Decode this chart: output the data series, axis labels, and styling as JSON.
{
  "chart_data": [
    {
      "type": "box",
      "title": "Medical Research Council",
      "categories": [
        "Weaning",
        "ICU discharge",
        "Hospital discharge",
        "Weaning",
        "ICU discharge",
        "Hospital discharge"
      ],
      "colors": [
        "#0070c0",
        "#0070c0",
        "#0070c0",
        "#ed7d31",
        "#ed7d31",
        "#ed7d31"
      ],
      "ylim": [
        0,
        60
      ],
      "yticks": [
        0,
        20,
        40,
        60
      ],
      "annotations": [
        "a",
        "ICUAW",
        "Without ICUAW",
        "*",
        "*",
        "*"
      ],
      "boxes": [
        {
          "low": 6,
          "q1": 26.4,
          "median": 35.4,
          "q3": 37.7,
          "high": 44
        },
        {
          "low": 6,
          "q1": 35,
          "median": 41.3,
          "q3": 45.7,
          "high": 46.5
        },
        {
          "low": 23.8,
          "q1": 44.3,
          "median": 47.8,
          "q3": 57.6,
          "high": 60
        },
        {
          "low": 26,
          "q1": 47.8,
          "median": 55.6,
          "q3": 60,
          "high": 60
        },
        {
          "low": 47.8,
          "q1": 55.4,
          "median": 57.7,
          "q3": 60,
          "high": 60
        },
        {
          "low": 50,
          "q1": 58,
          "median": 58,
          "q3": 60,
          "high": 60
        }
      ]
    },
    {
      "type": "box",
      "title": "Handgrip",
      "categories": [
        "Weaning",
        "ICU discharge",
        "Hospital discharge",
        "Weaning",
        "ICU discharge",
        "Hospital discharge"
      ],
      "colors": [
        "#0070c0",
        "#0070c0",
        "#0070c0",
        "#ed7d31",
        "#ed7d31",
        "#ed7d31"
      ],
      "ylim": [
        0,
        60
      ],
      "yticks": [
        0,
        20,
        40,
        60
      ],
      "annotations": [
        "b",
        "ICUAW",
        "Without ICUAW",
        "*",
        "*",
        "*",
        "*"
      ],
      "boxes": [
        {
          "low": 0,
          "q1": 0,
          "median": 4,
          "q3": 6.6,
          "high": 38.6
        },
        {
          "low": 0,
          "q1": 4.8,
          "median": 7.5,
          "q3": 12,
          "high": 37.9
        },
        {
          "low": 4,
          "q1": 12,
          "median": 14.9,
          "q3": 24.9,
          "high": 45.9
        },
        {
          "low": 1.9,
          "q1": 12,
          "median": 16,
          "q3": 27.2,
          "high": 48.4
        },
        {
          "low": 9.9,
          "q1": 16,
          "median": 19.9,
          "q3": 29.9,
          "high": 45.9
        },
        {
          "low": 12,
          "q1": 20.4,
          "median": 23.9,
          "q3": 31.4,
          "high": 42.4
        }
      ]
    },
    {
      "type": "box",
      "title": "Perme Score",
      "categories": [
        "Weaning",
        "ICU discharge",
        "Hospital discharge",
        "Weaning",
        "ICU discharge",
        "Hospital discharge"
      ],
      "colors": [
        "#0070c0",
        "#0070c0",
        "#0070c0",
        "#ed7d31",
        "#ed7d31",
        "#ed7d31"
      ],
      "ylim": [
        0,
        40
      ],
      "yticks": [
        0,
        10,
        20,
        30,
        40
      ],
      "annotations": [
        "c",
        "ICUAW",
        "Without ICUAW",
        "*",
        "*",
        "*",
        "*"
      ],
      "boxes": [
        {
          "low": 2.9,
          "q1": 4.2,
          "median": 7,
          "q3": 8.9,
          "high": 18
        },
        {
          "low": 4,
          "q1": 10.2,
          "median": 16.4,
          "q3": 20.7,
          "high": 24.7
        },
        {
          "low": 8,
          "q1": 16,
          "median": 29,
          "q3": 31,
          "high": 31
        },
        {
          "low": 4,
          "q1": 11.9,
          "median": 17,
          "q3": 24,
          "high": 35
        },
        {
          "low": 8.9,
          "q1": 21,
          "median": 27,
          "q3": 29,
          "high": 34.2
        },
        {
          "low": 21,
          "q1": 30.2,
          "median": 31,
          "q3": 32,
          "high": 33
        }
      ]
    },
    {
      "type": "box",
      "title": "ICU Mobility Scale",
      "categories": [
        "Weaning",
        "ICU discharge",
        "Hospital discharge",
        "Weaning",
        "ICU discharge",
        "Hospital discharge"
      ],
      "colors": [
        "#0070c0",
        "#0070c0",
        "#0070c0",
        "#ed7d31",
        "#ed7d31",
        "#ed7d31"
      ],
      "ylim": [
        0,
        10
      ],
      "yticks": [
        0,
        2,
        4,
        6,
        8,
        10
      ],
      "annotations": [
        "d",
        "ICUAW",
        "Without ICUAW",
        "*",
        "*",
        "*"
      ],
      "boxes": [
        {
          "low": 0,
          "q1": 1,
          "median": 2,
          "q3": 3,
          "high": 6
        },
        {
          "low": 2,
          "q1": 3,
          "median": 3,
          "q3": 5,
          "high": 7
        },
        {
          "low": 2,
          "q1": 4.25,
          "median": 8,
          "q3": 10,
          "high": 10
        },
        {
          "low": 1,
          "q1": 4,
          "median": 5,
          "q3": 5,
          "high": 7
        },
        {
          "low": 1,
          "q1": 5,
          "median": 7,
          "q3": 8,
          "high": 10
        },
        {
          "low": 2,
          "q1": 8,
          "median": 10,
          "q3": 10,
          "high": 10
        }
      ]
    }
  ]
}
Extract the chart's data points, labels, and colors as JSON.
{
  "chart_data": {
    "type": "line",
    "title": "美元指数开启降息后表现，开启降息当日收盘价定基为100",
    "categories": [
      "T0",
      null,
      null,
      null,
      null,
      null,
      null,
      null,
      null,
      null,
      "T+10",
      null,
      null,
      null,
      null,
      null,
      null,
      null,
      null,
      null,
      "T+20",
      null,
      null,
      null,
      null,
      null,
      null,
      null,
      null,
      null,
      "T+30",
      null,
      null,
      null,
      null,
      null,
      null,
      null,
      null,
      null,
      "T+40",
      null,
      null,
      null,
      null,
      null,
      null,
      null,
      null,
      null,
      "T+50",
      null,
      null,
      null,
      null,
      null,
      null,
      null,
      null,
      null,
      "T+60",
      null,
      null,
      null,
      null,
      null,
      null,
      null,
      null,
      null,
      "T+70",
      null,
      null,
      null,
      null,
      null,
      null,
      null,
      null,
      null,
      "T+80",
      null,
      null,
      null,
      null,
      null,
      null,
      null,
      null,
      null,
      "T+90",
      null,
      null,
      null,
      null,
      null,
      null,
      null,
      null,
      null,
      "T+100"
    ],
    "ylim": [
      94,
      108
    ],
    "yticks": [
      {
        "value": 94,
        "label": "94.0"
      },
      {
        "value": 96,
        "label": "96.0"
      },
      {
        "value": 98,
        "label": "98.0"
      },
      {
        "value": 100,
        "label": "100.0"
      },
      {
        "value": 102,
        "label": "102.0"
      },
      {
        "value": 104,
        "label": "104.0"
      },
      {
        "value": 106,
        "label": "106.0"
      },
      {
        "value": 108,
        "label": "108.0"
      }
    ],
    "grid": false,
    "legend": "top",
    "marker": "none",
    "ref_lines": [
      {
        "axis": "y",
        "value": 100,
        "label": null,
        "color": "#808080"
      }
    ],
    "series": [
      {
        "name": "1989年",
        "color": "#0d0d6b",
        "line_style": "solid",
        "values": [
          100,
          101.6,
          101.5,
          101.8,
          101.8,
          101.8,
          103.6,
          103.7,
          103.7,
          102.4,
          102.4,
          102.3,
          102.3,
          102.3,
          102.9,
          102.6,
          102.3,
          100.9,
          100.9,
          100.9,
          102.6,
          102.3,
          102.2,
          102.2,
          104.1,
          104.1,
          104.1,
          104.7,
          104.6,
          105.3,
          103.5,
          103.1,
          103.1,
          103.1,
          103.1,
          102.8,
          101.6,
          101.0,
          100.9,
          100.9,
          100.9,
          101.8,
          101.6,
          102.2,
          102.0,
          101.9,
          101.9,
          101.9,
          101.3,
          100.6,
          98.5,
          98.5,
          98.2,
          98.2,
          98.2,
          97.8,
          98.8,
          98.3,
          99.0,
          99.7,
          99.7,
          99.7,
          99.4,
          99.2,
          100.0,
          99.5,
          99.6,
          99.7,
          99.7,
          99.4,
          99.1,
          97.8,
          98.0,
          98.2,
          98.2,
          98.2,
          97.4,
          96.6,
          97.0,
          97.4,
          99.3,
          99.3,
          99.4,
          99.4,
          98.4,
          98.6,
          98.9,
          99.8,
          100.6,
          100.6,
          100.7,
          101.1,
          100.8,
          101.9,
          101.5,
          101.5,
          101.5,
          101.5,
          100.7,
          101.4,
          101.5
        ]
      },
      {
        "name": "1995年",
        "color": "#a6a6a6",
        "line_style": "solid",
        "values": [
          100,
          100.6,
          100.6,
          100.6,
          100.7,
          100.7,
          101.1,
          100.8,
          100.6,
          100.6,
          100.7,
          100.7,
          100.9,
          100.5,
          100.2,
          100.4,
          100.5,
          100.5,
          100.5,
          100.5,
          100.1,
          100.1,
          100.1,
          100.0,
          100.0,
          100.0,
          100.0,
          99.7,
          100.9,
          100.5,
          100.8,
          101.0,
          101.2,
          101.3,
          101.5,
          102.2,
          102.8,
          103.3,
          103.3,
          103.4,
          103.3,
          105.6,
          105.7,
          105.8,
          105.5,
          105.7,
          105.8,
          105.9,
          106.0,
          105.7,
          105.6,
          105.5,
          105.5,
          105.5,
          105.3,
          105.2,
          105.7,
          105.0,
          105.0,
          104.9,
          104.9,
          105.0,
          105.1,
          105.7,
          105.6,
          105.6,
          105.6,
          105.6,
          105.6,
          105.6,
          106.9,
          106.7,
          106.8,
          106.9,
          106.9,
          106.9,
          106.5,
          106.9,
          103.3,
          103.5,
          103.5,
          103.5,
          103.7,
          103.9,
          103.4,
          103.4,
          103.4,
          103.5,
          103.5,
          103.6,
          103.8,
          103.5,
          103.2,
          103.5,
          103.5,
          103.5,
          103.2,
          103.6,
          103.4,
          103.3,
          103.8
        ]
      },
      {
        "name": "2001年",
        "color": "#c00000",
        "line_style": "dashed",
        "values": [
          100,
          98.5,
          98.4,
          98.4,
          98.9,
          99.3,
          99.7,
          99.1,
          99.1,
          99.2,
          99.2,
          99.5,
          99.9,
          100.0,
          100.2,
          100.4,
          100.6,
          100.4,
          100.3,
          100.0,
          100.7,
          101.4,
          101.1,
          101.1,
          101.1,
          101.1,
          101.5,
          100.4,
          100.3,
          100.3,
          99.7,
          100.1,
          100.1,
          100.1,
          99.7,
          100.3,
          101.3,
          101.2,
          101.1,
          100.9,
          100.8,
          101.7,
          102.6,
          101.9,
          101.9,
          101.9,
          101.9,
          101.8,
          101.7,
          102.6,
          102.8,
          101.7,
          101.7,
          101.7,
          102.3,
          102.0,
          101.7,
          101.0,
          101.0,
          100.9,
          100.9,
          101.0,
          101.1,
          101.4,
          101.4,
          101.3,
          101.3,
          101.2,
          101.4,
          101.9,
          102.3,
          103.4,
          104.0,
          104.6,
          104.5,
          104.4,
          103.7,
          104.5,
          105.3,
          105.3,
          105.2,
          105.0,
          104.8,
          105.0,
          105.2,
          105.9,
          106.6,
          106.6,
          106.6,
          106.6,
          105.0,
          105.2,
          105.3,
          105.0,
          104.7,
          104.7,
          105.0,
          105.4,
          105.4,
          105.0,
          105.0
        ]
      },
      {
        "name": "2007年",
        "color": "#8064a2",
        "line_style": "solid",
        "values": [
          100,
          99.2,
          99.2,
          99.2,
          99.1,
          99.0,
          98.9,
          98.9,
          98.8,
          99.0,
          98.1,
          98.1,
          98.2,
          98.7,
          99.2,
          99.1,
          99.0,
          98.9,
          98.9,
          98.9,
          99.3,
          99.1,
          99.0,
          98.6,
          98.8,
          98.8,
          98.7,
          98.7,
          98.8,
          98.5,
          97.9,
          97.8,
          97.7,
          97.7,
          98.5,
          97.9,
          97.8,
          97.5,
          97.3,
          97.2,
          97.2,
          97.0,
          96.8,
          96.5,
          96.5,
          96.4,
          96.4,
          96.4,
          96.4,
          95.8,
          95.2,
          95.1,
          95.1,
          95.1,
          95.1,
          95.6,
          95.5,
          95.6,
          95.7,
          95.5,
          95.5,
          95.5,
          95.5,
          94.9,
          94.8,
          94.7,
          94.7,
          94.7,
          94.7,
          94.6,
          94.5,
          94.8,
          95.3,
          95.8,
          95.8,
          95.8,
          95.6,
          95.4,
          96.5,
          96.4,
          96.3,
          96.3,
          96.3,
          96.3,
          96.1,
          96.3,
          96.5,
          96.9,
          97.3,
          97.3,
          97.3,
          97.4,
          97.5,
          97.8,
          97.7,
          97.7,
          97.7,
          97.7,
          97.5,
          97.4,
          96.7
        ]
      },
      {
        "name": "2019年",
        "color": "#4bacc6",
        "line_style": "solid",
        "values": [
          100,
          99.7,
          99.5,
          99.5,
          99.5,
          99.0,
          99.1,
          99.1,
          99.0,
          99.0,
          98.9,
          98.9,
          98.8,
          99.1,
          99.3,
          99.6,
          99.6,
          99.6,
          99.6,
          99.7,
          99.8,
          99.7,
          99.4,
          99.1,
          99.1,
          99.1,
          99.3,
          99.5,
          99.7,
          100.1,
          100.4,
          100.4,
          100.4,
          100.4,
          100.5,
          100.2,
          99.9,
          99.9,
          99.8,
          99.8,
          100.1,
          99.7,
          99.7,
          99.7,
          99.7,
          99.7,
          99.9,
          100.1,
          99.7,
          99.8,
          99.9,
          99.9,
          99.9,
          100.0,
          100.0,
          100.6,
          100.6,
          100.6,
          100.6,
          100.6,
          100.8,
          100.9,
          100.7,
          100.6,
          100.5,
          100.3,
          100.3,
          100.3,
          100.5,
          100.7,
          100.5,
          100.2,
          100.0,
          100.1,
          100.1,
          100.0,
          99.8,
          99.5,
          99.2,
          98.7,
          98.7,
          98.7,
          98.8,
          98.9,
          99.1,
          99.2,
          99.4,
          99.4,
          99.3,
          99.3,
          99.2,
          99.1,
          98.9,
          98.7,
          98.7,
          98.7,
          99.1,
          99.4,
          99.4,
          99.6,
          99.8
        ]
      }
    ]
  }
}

Exercise requirements: Search the material above for "JSON". Pull out each line where it shows up.

The completed task:
Decode this chart: output the data series, axis labels, and styling as JSON.
Extract the chart's data points, labels, and colors as JSON.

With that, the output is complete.